** Start of Recorded data **
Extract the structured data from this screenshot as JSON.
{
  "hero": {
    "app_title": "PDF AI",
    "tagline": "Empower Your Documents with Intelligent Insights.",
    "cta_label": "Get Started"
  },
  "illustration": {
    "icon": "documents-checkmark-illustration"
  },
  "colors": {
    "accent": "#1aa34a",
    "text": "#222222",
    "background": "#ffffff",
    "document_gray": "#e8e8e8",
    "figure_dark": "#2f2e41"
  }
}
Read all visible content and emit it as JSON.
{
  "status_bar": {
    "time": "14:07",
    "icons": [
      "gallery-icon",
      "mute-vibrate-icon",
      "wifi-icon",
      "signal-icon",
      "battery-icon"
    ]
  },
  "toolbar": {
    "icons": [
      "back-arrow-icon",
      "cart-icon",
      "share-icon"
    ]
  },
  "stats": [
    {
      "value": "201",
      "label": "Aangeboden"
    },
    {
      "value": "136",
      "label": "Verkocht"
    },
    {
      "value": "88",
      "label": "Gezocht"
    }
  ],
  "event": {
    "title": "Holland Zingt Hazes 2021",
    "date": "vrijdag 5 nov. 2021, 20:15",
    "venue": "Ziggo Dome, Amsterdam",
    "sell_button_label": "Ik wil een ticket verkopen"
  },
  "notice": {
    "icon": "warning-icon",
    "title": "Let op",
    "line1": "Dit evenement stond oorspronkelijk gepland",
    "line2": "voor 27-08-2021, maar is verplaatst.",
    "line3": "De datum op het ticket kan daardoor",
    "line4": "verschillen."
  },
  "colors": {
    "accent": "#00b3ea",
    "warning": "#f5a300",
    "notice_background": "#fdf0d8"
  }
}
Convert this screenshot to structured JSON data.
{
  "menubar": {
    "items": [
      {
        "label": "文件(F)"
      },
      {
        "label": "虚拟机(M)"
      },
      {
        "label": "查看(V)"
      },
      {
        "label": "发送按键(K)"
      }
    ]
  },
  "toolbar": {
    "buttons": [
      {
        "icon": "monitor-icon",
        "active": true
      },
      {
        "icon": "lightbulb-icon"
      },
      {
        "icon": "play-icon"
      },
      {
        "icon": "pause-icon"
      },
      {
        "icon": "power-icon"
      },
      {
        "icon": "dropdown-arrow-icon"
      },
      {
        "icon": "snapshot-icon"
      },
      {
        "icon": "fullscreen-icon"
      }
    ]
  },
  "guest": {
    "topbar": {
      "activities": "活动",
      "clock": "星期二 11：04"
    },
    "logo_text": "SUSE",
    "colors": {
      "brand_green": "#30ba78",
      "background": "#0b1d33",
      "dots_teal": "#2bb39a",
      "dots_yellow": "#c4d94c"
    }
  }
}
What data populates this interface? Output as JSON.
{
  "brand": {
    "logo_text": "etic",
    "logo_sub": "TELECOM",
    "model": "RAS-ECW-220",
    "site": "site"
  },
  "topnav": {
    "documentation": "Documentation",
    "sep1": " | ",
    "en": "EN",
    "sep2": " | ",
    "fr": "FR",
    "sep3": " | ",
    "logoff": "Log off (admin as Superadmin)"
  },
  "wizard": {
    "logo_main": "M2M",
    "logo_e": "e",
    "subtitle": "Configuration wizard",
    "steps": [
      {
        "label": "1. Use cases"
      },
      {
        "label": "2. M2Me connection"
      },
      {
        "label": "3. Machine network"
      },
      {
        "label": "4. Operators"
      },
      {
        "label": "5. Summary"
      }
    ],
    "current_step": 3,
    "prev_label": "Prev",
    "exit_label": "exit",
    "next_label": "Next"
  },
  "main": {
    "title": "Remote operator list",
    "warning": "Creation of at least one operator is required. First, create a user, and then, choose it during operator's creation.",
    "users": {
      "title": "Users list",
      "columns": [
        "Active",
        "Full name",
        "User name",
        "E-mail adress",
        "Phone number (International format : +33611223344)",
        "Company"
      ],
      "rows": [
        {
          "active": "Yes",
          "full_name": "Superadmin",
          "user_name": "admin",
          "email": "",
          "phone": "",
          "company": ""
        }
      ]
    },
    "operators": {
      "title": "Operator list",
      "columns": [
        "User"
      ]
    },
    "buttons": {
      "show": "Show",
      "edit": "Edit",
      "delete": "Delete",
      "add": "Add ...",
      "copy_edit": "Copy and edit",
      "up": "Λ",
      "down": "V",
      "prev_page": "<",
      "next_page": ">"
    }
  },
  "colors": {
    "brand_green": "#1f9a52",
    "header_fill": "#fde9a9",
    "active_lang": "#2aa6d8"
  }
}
** End of Recorded data **
# To do:
Using the listing, copy every line where the word "warning" shows up.

# Solution for this exercise:
    "icon": "warning-icon",
    "warning": "#f5a300",
    "warning": "Creation of at least one operator is required. First, create a user, and then, choose it during operator's creation.",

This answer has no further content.